RECORDS FOR THE EXERCISE:
[start]
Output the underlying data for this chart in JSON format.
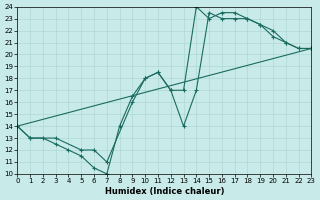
{
  "xlabel": "Humidex (Indice chaleur)",
  "bg_color": "#c8eae8",
  "grid_color": "#afd8d5",
  "line_color": "#1a6b60",
  "xlim": [
    0,
    23
  ],
  "ylim": [
    10,
    24
  ],
  "xticks": [
    0,
    1,
    2,
    3,
    4,
    5,
    6,
    7,
    8,
    9,
    10,
    11,
    12,
    13,
    14,
    15,
    16,
    17,
    18,
    19,
    20,
    21,
    22,
    23
  ],
  "yticks": [
    10,
    11,
    12,
    13,
    14,
    15,
    16,
    17,
    18,
    19,
    20,
    21,
    22,
    23,
    24
  ],
  "line1_x": [
    0,
    1,
    2,
    3,
    4,
    5,
    6,
    7,
    8,
    9,
    10,
    11,
    12,
    13,
    14,
    15,
    16,
    17,
    18,
    19,
    20,
    21,
    22,
    23
  ],
  "line1_y": [
    14,
    13,
    13,
    12.5,
    12,
    11.5,
    10.5,
    10,
    14,
    16.5,
    18,
    18.5,
    17,
    14,
    17,
    23.5,
    23,
    23,
    23,
    22.5,
    21.5,
    21,
    20.5,
    20.5
  ],
  "line2_x": [
    0,
    1,
    3,
    5,
    6,
    7,
    9,
    10,
    11,
    12,
    13,
    14,
    15,
    16,
    17,
    18,
    19,
    20,
    21,
    22,
    23
  ],
  "line2_y": [
    14,
    13,
    13,
    12,
    12,
    11,
    16,
    18,
    18.5,
    17,
    17,
    24,
    23,
    23.5,
    23.5,
    23,
    22.5,
    22,
    21,
    20.5,
    20.5
  ],
  "line3_x": [
    0,
    23
  ],
  "line3_y": [
    14,
    20.5
  ]
}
[end]
Print out the lines exactly, skipping any picture.

Output the underlying data for this chart in JSON format.
{
  "xlabel": "Humidex (Indice chaleur)",
  "bg_color": "#c8eae8",
  "grid_color": "#afd8d5",
  "line_color": "#1a6b60",
  "xlim": [
    0,
    23
  ],
  "ylim": [
    10,
    24
  ],
  "xticks": [
    0,
    1,
    2,
    3,
    4,
    5,
    6,
    7,
    8,
    9,
    10,
    11,
    12,
    13,
    14,
    15,
    16,
    17,
    18,
    19,
    20,
    21,
    22,
    23
  ],
  "yticks": [
    10,
    11,
    12,
    13,
    14,
    15,
    16,
    17,
    18,
    19,
    20,
    21,
    22,
    23,
    24
  ],
  "line1_x": [
    0,
    1,
    2,
    3,
    4,
    5,
    6,
    7,
    8,
    9,
    10,
    11,
    12,
    13,
    14,
    15,
    16,
    17,
    18,
    19,
    20,
    21,
    22,
    23
  ],
  "line1_y": [
    14,
    13,
    13,
    12.5,
    12,
    11.5,
    10.5,
    10,
    14,
    16.5,
    18,
    18.5,
    17,
    14,
    17,
    23.5,
    23,
    23,
    23,
    22.5,
    21.5,
    21,
    20.5,
    20.5
  ],
  "line2_x": [
    0,
    1,
    3,
    5,
    6,
    7,
    9,
    10,
    11,
    12,
    13,
    14,
    15,
    16,
    17,
    18,
    19,
    20,
    21,
    22,
    23
  ],
  "line2_y": [
    14,
    13,
    13,
    12,
    12,
    11,
    16,
    18,
    18.5,
    17,
    17,
    24,
    23,
    23.5,
    23.5,
    23,
    22.5,
    22,
    21,
    20.5,
    20.5
  ],
  "line3_x": [
    0,
    23
  ],
  "line3_y": [
    14,
    20.5
  ]
}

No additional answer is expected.